*WHAT YOU NEED TO DO:*
1 - Which version of the patch is attached, according to the mailing list post on freeze avoidance of very large tables?
2 - Continue the mailing list post on freeze avoidance of very large tables, starting right after its last line.

*TEXT EXTRACT:*

Re: Freeze avoidance of very large table. - Mailing list pgsql-hackers

From Masahiko Sawada
Subject Re: Freeze avoidance of very large table.
Date
Msg-id CAD21AoCCq_R-fbdXSXXEV8jAM9C2CD4R=jGu0Z-Y7K7bbFt=xw@mail.gmail.com
Whole thread Raw
In response to Re: Freeze avoidance of very large table.  (Alvaro Herrera <alvherre@2ndquadrant.com>)
List pgsql-hackers
On Sat, Oct 3, 2015 at 12:23 AM, Alvaro Herrera
<alvherre@2ndquadrant.com> wrote:
> Masahiko Sawada wrote:
>

Thank you for taking time to review this feature.
Attached the latest version patch (v15).


>> @@ -2972,10 +2981,15 @@ l1:
>>        */
>>       PageSetPrunable(page, xid);
>>
>> +     /* clear PD_ALL_VISIBLE and PD_ALL_FORZEN flags */
>
> Typo "FORZEN".

Fixed.

>
>>       if (PageIsAllVisible(page))
>>       {
>>               all_visible_cleared = true;
>> +
>> +             /* all-frozen information is also cleared at the same time */
>>               PageClearAllVisible(page);
>> +             PageClearAllFrozen(page);
>
> I wonder if it makes sense to have a macro to clear both in unison,
> which seems a very common pattern.

*RECORD SET:*
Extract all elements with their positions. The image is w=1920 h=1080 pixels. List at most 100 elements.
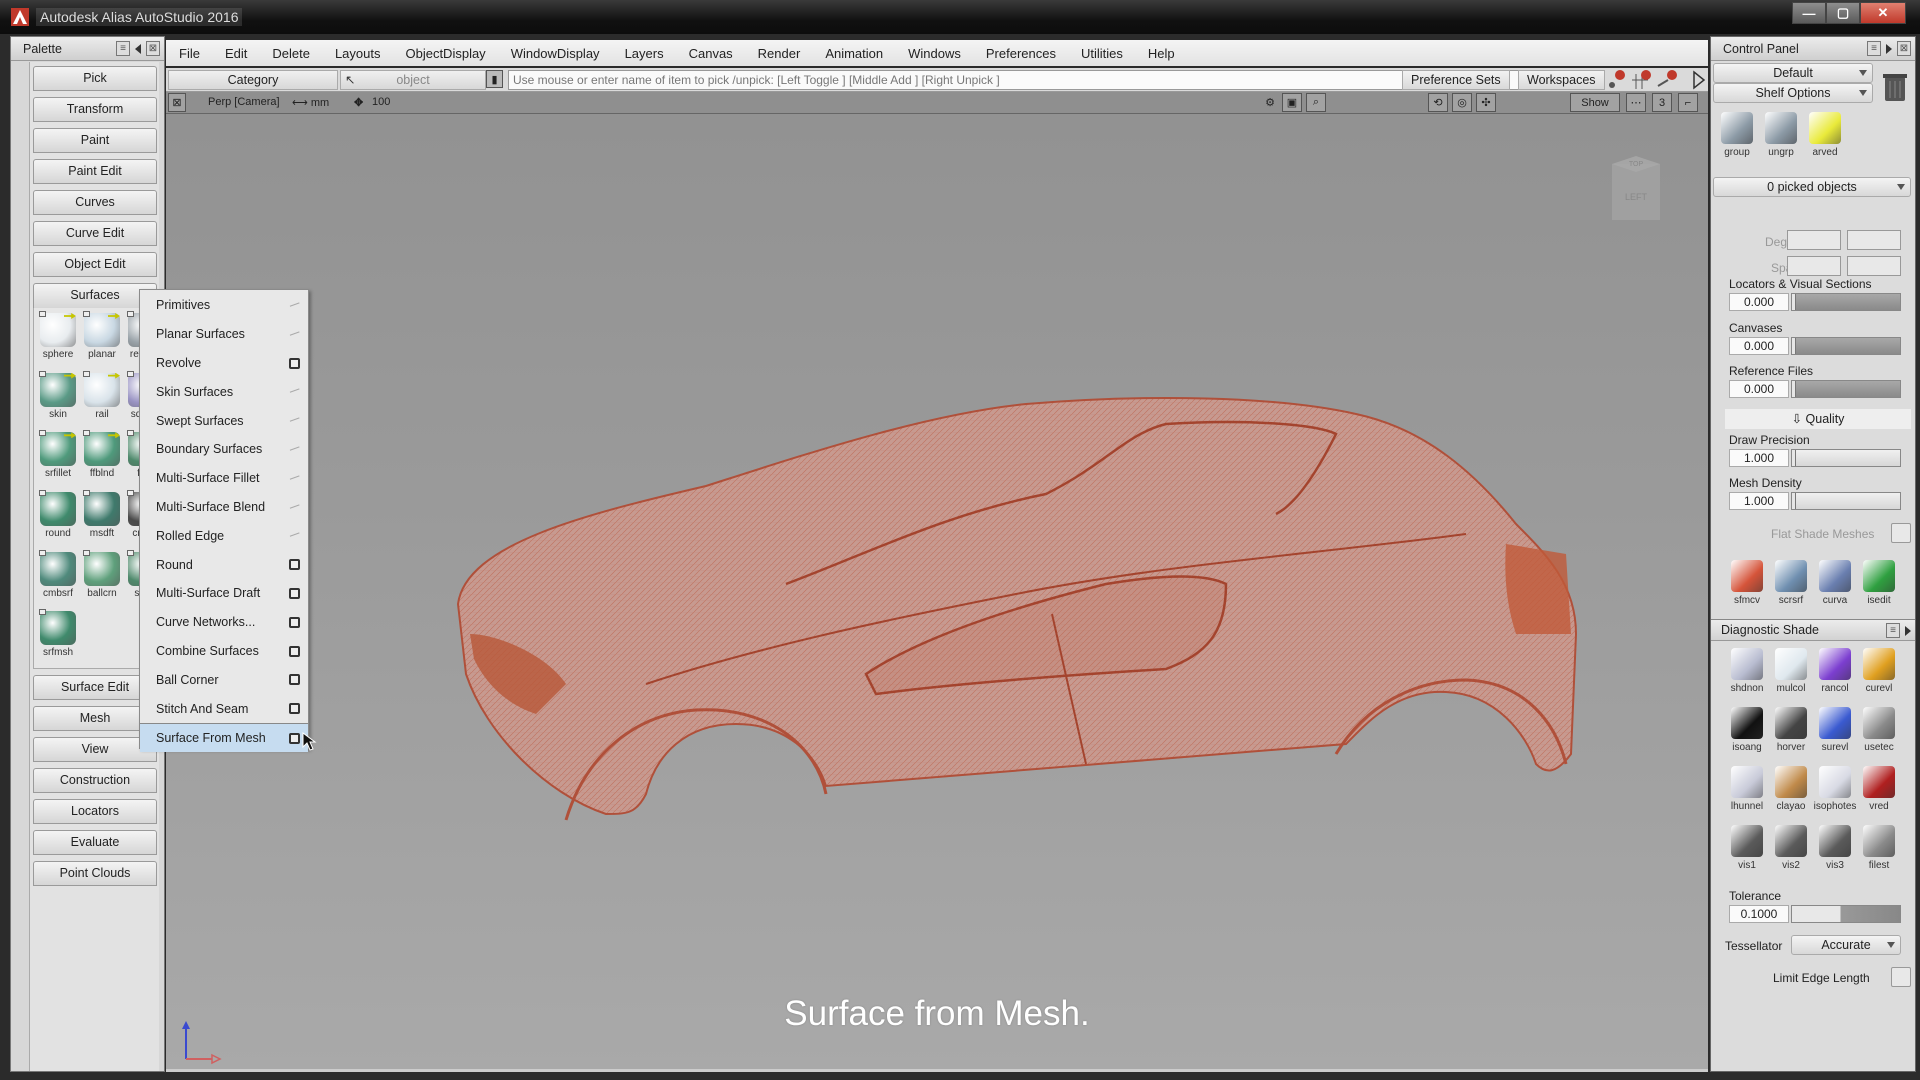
tessellator-dropdown[interactable]: Accurate: [1791, 935, 1901, 955]
shelf-tool-group[interactable]: group: [1715, 109, 1759, 164]
option-box-icon[interactable]: [289, 559, 300, 571]
canvases-value[interactable]: 0.000: [1729, 337, 1789, 355]
palette-tab-curve-edit[interactable]: Curve Edit: [33, 221, 157, 246]
menu-delete[interactable]: Delete: [259, 46, 322, 61]
diagnostic-tool-surevl[interactable]: surevl: [1813, 704, 1857, 759]
diagnostic-tool-mulcol[interactable]: mulcol: [1769, 645, 1813, 700]
menu-item-surface-from-mesh[interactable]: Surface From Mesh: [140, 722, 308, 752]
diagnostic-tool-shdnon[interactable]: shdnon: [1725, 645, 1769, 700]
3d-viewport[interactable]: TOP LEFT Surface from Mesh.: [166, 114, 1708, 1072]
option-box-icon[interactable]: [39, 609, 46, 616]
menu-preferences[interactable]: Preferences: [973, 46, 1068, 61]
option-box-icon[interactable]: [83, 489, 90, 496]
palette-tab-point-clouds[interactable]: Point Clouds: [33, 861, 157, 886]
preference-sets-button[interactable]: Preference Sets: [1402, 70, 1510, 90]
option-box-icon[interactable]: [289, 357, 300, 369]
degree-field-2[interactable]: [1847, 230, 1901, 250]
menu-list-icon[interactable]: ≡: [116, 41, 130, 56]
palette-tab-locators[interactable]: Locators: [33, 799, 157, 824]
flat-shade-meshes-checkbox[interactable]: [1891, 523, 1911, 543]
menu-render[interactable]: Render: [745, 46, 813, 61]
mesh-density-value[interactable]: 1.000: [1729, 492, 1789, 510]
degree-field-1[interactable]: [1787, 230, 1841, 250]
view-cube[interactable]: TOP LEFT: [1606, 154, 1666, 226]
palette-tab-evaluate[interactable]: Evaluate: [33, 830, 157, 855]
palette-tab-construction[interactable]: Construction: [33, 768, 157, 793]
menu-objectdisplay[interactable]: ObjectDisplay: [392, 46, 497, 61]
maximize-view-icon[interactable]: ⌐: [1678, 93, 1698, 112]
draw-precision-slider[interactable]: [1791, 449, 1901, 467]
menu-layouts[interactable]: Layouts: [322, 46, 393, 61]
menu-list-icon[interactable]: ≡: [1886, 623, 1900, 638]
option-box-icon[interactable]: [127, 430, 134, 437]
layout-number[interactable]: 3: [1652, 93, 1672, 112]
move-view-icon[interactable]: ✣: [1476, 93, 1496, 112]
menu-edit[interactable]: Edit: [212, 46, 259, 61]
shelf-tool-ungrp[interactable]: ungrp: [1759, 109, 1803, 164]
menu-item-multi-surface-draft[interactable]: Multi-Surface Draft: [140, 579, 308, 608]
minimize-button[interactable]: —: [1792, 2, 1826, 24]
surface-tool-sphere[interactable]: sphere: [36, 310, 80, 365]
category-field[interactable]: Category: [168, 70, 338, 90]
option-box-icon[interactable]: [127, 549, 134, 556]
close-panel-icon[interactable]: ⊠: [146, 41, 160, 56]
menu-layers[interactable]: Layers: [612, 46, 676, 61]
menu-item-revolve[interactable]: Revolve: [140, 349, 308, 378]
menu-item-ball-corner[interactable]: Ball Corner: [140, 665, 308, 694]
expand-right-icon[interactable]: [1886, 43, 1892, 54]
option-box-icon[interactable]: [83, 430, 90, 437]
surface-tool-round[interactable]: round: [36, 489, 80, 544]
spans-field-2[interactable]: [1847, 256, 1901, 276]
quality-tool-scrsrf[interactable]: scrsrf: [1769, 557, 1813, 612]
diagnostic-tool-curevl[interactable]: curevl: [1857, 645, 1901, 700]
look-at-icon[interactable]: ◎: [1452, 93, 1472, 112]
quality-tool-curva[interactable]: curva: [1813, 557, 1857, 612]
option-box-icon[interactable]: [39, 370, 46, 377]
object-field[interactable]: ↖ object: [340, 70, 486, 90]
picked-objects-dropdown[interactable]: 0 picked objects: [1713, 177, 1911, 197]
palette-tab-curves[interactable]: Curves: [33, 190, 157, 215]
menu-canvas[interactable]: Canvas: [676, 46, 745, 61]
surface-tool-skin[interactable]: skin: [36, 370, 80, 425]
rotate-view-icon[interactable]: ⟲: [1428, 93, 1448, 112]
menu-item-swept-surfaces[interactable]: Swept Surfaces: [140, 406, 308, 435]
car-mesh-model[interactable]: [166, 114, 1708, 1072]
option-box-icon[interactable]: [289, 645, 300, 657]
close-button[interactable]: ✕: [1860, 2, 1906, 24]
menu-item-round[interactable]: Round: [140, 550, 308, 579]
pick-shortcut-icons[interactable]: [1606, 70, 1696, 90]
quality-section-toggle[interactable]: ⇩ Quality: [1725, 409, 1911, 429]
camera-icon[interactable]: ⚙: [1260, 93, 1280, 112]
mesh-density-slider[interactable]: [1791, 492, 1901, 510]
menu-item-skin-surfaces[interactable]: Skin Surfaces: [140, 377, 308, 406]
palette-tab-transform[interactable]: Transform: [33, 97, 157, 122]
menu-item-boundary-surfaces[interactable]: Boundary Surfaces: [140, 435, 308, 464]
canvases-slider[interactable]: [1791, 337, 1901, 355]
diagnostic-tool-vred[interactable]: vred: [1857, 763, 1901, 818]
diagnostic-tool-isophotes[interactable]: isophotes: [1813, 763, 1857, 818]
magnify-icon[interactable]: ⌕: [1306, 93, 1326, 112]
menu-windows[interactable]: Windows: [895, 46, 973, 61]
option-box-icon[interactable]: [39, 311, 46, 317]
menu-help[interactable]: Help: [1135, 46, 1187, 61]
preset-dropdown[interactable]: Default: [1713, 63, 1873, 83]
menu-file[interactable]: File: [166, 46, 212, 61]
menu-list-icon[interactable]: ≡: [1867, 41, 1881, 56]
menu-item-stitch-and-seam[interactable]: Stitch And Seam: [140, 694, 308, 723]
option-box-icon[interactable]: [39, 489, 46, 496]
surface-tool-ballcrn[interactable]: ballcrn: [80, 549, 124, 604]
menu-windowdisplay[interactable]: WindowDisplay: [498, 46, 612, 61]
option-box-icon[interactable]: [289, 732, 300, 744]
surface-tool-srfmsh[interactable]: srfmsh: [36, 608, 80, 663]
palette-tab-pick[interactable]: Pick: [33, 66, 157, 91]
quality-tool-isedit[interactable]: isedit: [1857, 557, 1901, 612]
option-box-icon[interactable]: [127, 489, 134, 496]
surface-tool-planar[interactable]: planar: [80, 310, 124, 365]
option-box-icon[interactable]: [83, 370, 90, 377]
tolerance-slider[interactable]: [1791, 905, 1901, 923]
close-window-icon[interactable]: ⊠: [168, 93, 186, 112]
option-box-icon[interactable]: [39, 430, 46, 437]
shelf-tool-arved[interactable]: arved: [1803, 109, 1847, 164]
diagnostic-tool-vis2[interactable]: vis2: [1769, 822, 1813, 877]
spans-field-1[interactable]: [1787, 256, 1841, 276]
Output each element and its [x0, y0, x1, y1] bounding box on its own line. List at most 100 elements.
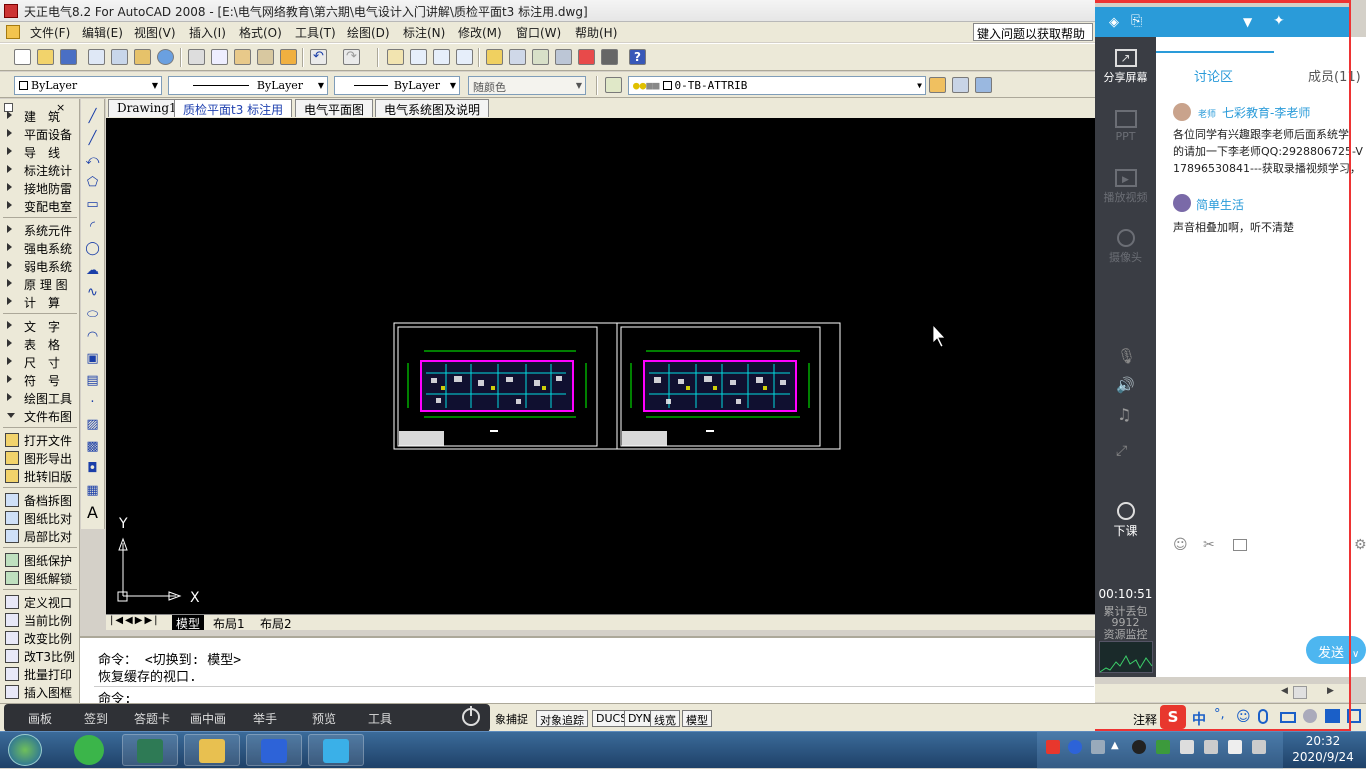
app-icon[interactable]	[4, 4, 18, 18]
tray-security-icon[interactable]	[1156, 740, 1170, 754]
markup-icon[interactable]	[578, 49, 595, 65]
menu-file[interactable]: 文件(F)	[30, 24, 70, 41]
tangent-menu-item[interactable]: 图纸比对	[2, 509, 78, 527]
tangent-menu-item[interactable]: 图纸解锁	[2, 569, 78, 587]
design-center-icon[interactable]	[509, 49, 526, 65]
doc-tab-electrical-system[interactable]: 电气系统图及说明	[375, 99, 490, 117]
tangent-menu-item[interactable]: 强电系统	[2, 239, 78, 257]
doc-tab-active[interactable]: 质检平面t3 标注用	[174, 99, 293, 117]
tangent-menu-item[interactable]: 导 线	[2, 143, 78, 161]
make-block-icon[interactable]: ▤	[84, 373, 101, 389]
new-icon[interactable]	[14, 49, 31, 65]
calculator-icon[interactable]	[601, 49, 618, 65]
layout-tab-layout1[interactable]: 布局1	[209, 615, 249, 631]
share-screen-button[interactable]: ↗ 分享屏幕	[1095, 49, 1156, 85]
start-button-icon[interactable]	[8, 734, 42, 766]
tangent-menu-item[interactable]: 计 算	[2, 293, 78, 311]
overlay-tools[interactable]: 工具	[368, 710, 392, 727]
block-editor-icon[interactable]	[280, 49, 297, 65]
taskbar-explorer[interactable]	[184, 734, 240, 766]
tangent-menu-item[interactable]: 尺 寸	[2, 353, 78, 371]
tangent-menu-item[interactable]: 批转旧版	[2, 467, 78, 485]
region-icon[interactable]: ◘	[84, 461, 101, 477]
speaker-icon[interactable]: 🔊	[1116, 376, 1135, 394]
status-otrack[interactable]: 对象追踪	[536, 710, 588, 727]
menu-modify[interactable]: 修改(M)	[458, 24, 502, 41]
tab-discussion[interactable]: 讨论区	[1194, 66, 1233, 85]
screenshot-icon[interactable]: ✂	[1203, 537, 1215, 553]
panel-share-icon[interactable]: ⎘	[1131, 13, 1142, 29]
ime-voice-icon[interactable]	[1258, 709, 1268, 724]
open-icon[interactable]	[37, 49, 54, 65]
revision-cloud-icon[interactable]: ☁	[84, 263, 101, 279]
multiline-text-icon[interactable]: A	[84, 505, 101, 521]
taskbar-refresh-app-icon[interactable]	[74, 735, 104, 765]
layer-combo[interactable]: ByLayer ▼	[14, 76, 162, 95]
tray-usb-icon[interactable]	[1091, 740, 1105, 754]
menu-edit[interactable]: 编辑(E)	[82, 24, 123, 41]
ime-chinese-mode-icon[interactable]: 中	[1192, 709, 1206, 729]
publish-icon[interactable]	[134, 49, 151, 65]
layout-nav-arrows[interactable]: |◀◀▶▶|	[110, 615, 160, 626]
tangent-menu-item[interactable]: 接地防雷	[2, 179, 78, 197]
insert-block-icon[interactable]: ▣	[84, 351, 101, 367]
drawing-canvas[interactable]: Y X	[106, 118, 1095, 614]
panel-dropdown-icon[interactable]: ▼	[1243, 15, 1252, 29]
panel-pin-icon[interactable]: ✦	[1273, 13, 1285, 29]
menu-dimension[interactable]: 标注(N)	[403, 24, 445, 41]
end-class-button[interactable]: 下课	[1095, 502, 1156, 539]
overlay-whiteboard[interactable]: 画板	[28, 710, 52, 727]
tangent-menu-item[interactable]: 打开文件	[2, 431, 78, 449]
resource-monitor-graph[interactable]	[1099, 641, 1153, 673]
sogou-ime-icon[interactable]: S	[1160, 705, 1186, 729]
layout-tab-model[interactable]: 模型	[172, 615, 205, 631]
layout-tab-layout2[interactable]: 布局2	[256, 615, 296, 631]
settings-gear-icon[interactable]: ⚙	[1354, 537, 1366, 553]
print-icon[interactable]	[88, 49, 105, 65]
construction-line-icon[interactable]: ╱	[84, 131, 101, 147]
properties-icon[interactable]	[486, 49, 503, 65]
zoom-window-icon[interactable]	[433, 49, 450, 65]
copy-icon[interactable]	[211, 49, 228, 65]
save-icon[interactable]	[60, 49, 77, 65]
overlay-answer-card[interactable]: 答题卡	[134, 710, 170, 727]
image-icon[interactable]	[1233, 539, 1247, 551]
tangent-menu-item[interactable]: 图形导出	[2, 449, 78, 467]
menu-view[interactable]: 视图(V)	[134, 24, 176, 41]
print-preview-icon[interactable]	[111, 49, 128, 65]
match-properties-icon[interactable]	[257, 49, 274, 65]
tangent-menu-item[interactable]: 当前比例	[2, 611, 78, 629]
polygon-icon[interactable]: ⬠	[84, 175, 101, 191]
table-icon[interactable]: ▦	[84, 483, 101, 499]
cut-icon[interactable]	[188, 49, 205, 65]
tangent-menu-item[interactable]: 弱电系统	[2, 257, 78, 275]
tangent-menu-item[interactable]: 文 字	[2, 317, 78, 335]
doc-icon[interactable]	[6, 25, 20, 39]
ime-emoji-icon[interactable]: ☺	[1236, 709, 1251, 725]
tangent-menu-item[interactable]: 平面设备	[2, 125, 78, 143]
layer-states-icon[interactable]	[975, 77, 992, 93]
overlay-pip[interactable]: 画中画	[190, 710, 226, 727]
tray-help-icon[interactable]	[1068, 740, 1082, 754]
tray-expand-icon[interactable]: ▲	[1111, 740, 1125, 754]
music-icon[interactable]: ♫	[1117, 405, 1131, 424]
doc-tab-electrical-plan[interactable]: 电气平面图	[295, 99, 374, 117]
tangent-menu-item[interactable]: 局部比对	[2, 527, 78, 545]
taskbar-clock[interactable]: 20:32 2020/9/24	[1283, 733, 1363, 765]
tangent-menu-item[interactable]: 改T3比例	[2, 647, 78, 665]
tangent-menu-item[interactable]: 标注统计	[2, 161, 78, 179]
menu-help[interactable]: 帮助(H)	[575, 24, 617, 41]
help-search-input[interactable]: 键入问题以获取帮助	[973, 23, 1093, 41]
camera-button[interactable]: 摄像头	[1095, 229, 1156, 265]
tangent-menu-item[interactable]: 变配电室	[2, 197, 78, 215]
ime-keyboard-icon[interactable]	[1280, 712, 1296, 723]
tray-power-icon[interactable]	[1204, 740, 1218, 754]
status-model[interactable]: 模型	[682, 710, 712, 727]
hatch-icon[interactable]: ▨	[84, 417, 101, 433]
microphone-icon[interactable]: 🎙	[1117, 347, 1136, 365]
ellipse-arc-icon[interactable]: ◠	[84, 329, 101, 345]
tangent-menu-item[interactable]: 表 格	[2, 335, 78, 353]
tangent-menu-item[interactable]: 系统元件	[2, 221, 78, 239]
tangent-menu-item[interactable]: 批量打印	[2, 665, 78, 683]
send-options-icon[interactable]: ∨	[1352, 649, 1359, 660]
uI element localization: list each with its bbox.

*RESULTS OF THE TASKS:*
1 - v15

2 -
>

Fixed.

>
>> diff --git a/src/backend/access/heap/visibilitymap.c b/src/backend/access/heap/visibilitymap.c
>> index 7c38772..a284b85 100644
>> --- a/src/backend/access/heap/visibilitymap.c
>> +++ b/src/backend/access/heap/visibilitymap.c
>> @@ -21,33 +21,45 @@
>>   *
>>   * NOTES
>>   *
>> - * The visibility map is a bitmap with one bit per heap page. A set bit means
>> - * that all tuples on the page are known visible to all transactions, and
>> - * therefore the page doesn't need to be vacuumed. The map is conservative in
>> - * the sense that we make sure that whenever a bit is set, we know the
>> - * condition is true, but if a bit is not set, it might or might not be true.
>> + * The visibility map is a bitmap with two bits (all-visible and all-frozen)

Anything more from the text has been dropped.